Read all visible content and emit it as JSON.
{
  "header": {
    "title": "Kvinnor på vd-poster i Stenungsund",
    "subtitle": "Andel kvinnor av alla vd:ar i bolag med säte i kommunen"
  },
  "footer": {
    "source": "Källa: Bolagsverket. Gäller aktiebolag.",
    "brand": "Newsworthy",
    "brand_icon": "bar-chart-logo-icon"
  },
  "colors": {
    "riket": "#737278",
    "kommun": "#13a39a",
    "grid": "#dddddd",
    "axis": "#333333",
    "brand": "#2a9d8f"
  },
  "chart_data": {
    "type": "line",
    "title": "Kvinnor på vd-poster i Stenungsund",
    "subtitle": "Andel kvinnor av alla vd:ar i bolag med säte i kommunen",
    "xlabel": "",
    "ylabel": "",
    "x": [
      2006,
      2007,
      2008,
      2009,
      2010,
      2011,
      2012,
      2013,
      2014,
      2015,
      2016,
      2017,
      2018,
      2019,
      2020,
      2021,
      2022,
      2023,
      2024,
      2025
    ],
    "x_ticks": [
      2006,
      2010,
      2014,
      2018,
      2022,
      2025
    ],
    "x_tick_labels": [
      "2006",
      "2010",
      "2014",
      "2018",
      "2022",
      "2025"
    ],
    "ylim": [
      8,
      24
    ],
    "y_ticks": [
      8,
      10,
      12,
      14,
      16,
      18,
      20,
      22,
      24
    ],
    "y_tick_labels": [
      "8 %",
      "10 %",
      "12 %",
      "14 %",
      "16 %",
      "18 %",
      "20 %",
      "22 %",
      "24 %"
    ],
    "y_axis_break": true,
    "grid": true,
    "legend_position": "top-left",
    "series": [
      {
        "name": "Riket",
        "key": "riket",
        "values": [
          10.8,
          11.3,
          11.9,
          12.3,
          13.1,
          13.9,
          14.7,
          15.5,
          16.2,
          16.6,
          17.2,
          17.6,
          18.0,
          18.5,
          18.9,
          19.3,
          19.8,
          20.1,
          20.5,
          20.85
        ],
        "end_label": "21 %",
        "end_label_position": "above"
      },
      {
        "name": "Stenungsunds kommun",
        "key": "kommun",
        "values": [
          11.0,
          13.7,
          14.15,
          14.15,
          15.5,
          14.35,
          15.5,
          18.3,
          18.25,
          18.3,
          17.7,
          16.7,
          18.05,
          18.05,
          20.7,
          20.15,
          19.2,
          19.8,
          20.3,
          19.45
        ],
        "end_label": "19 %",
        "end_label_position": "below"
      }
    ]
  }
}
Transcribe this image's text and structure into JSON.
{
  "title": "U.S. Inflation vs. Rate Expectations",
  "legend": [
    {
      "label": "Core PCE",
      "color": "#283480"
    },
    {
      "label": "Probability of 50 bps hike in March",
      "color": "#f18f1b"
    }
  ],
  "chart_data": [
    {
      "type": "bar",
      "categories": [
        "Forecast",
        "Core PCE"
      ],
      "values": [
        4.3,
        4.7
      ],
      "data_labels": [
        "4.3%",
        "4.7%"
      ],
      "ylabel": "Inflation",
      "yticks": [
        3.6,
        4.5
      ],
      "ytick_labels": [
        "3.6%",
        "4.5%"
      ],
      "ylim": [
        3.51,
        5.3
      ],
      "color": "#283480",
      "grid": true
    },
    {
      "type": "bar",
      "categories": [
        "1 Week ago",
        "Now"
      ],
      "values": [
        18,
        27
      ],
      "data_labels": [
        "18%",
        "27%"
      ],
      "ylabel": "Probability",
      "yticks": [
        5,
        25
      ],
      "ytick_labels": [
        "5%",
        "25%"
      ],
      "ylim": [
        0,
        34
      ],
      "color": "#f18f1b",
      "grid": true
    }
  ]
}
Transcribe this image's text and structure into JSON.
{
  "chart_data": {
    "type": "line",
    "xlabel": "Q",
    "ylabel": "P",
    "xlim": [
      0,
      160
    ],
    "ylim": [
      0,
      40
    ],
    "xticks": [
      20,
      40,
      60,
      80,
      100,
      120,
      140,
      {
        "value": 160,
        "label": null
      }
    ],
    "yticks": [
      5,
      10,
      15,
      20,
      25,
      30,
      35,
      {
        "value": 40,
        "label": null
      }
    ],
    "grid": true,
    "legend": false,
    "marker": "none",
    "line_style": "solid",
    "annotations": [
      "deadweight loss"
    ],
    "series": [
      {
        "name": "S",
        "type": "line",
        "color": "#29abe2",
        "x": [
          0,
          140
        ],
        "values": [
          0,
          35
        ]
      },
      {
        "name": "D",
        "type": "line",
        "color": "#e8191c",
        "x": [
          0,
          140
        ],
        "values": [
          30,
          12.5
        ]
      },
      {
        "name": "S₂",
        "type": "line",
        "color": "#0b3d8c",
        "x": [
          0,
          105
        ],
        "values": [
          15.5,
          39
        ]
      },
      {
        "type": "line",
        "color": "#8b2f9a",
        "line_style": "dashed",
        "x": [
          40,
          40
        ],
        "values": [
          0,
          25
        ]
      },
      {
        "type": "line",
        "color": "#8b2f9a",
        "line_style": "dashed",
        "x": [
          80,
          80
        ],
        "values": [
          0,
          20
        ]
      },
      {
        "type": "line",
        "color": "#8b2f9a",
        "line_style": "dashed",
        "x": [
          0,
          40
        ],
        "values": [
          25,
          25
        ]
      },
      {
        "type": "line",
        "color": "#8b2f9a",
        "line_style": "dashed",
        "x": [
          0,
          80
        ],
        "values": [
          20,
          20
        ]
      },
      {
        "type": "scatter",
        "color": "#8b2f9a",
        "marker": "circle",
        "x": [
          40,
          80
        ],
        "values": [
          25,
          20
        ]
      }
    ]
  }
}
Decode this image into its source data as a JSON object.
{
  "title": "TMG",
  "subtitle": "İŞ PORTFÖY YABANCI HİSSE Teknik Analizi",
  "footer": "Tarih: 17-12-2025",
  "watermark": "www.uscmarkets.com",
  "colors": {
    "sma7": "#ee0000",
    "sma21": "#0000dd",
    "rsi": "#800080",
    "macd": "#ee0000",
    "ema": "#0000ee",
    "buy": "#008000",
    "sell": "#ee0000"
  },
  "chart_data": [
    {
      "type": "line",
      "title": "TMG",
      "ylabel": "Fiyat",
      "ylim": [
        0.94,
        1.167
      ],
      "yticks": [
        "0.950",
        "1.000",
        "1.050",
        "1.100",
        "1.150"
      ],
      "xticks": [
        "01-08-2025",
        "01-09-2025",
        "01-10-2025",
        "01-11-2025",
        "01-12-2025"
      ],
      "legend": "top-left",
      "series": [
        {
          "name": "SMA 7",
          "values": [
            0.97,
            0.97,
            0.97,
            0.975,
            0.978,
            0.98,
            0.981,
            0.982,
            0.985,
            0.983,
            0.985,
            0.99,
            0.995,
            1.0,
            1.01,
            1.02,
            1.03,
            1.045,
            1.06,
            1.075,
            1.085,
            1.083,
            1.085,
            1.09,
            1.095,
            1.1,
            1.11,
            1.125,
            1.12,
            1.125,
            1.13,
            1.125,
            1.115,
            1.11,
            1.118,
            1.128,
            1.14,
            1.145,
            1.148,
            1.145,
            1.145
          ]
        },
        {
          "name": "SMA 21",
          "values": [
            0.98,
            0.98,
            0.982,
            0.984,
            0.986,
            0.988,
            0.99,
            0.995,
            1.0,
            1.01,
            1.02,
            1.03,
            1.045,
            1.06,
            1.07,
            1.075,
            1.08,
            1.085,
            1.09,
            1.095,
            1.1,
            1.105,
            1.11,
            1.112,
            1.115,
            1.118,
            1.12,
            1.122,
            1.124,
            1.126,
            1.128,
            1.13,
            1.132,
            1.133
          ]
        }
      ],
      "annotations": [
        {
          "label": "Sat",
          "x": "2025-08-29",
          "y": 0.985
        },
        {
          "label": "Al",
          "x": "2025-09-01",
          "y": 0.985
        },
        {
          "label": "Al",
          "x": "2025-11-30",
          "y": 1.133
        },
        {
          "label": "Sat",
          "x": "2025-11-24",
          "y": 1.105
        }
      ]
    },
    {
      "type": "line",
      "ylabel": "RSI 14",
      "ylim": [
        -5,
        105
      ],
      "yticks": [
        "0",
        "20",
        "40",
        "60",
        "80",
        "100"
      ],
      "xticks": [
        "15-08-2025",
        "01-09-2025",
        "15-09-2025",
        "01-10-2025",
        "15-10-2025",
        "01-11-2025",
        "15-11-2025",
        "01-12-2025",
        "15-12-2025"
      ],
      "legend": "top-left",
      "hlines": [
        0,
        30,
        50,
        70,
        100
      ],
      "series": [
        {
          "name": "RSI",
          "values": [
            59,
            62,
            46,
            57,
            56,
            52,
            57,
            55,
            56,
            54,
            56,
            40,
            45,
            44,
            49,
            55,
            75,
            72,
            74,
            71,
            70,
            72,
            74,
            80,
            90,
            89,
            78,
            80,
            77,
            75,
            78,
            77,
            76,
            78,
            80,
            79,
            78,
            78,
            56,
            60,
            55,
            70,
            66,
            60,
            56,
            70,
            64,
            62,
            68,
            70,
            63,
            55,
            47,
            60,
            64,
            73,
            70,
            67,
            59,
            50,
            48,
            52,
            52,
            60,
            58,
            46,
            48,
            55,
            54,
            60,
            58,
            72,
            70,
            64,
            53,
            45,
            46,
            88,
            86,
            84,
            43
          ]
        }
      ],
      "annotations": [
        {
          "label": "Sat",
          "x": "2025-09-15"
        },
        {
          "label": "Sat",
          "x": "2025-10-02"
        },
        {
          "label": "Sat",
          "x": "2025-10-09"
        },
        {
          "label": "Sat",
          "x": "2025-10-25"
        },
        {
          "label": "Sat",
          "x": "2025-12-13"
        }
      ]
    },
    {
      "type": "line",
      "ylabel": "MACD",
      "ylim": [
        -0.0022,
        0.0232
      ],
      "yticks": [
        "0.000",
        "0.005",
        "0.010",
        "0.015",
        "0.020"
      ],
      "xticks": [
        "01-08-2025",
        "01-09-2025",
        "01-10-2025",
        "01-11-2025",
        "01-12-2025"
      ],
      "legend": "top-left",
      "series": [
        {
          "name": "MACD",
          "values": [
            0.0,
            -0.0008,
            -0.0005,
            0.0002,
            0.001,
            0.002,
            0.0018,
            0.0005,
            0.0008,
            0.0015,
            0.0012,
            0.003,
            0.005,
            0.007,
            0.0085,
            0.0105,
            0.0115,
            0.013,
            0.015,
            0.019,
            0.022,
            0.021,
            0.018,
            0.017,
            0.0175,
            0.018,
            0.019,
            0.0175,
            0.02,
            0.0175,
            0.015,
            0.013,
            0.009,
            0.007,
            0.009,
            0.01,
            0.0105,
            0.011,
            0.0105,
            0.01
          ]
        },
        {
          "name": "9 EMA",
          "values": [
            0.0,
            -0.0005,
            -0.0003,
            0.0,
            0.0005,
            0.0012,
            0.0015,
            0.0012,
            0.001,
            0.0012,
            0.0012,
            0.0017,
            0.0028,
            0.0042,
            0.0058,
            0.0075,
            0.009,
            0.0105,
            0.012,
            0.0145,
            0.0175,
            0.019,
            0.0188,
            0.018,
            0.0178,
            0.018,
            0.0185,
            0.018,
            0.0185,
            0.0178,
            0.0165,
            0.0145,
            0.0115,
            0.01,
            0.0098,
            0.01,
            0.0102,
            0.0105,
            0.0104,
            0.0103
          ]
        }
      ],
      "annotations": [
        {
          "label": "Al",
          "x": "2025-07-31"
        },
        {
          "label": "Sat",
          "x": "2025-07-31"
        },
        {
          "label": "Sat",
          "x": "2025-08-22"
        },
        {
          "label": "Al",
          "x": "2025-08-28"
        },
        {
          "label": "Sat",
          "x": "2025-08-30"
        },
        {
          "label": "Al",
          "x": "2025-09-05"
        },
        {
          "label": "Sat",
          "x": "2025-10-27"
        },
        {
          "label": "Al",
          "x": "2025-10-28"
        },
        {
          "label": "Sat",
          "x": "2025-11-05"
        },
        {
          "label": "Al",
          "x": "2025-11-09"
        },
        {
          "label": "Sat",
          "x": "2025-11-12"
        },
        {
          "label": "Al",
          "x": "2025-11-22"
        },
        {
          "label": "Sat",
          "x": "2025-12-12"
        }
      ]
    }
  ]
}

■ Work to do
List the lines that contain the word "JSON".

■ Written reply
Read all visible content and emit it as JSON.
Transcribe this image's text and structure into JSON.
Transcribe this image's text and structure into JSON.
Decode this image into its source data as a JSON object.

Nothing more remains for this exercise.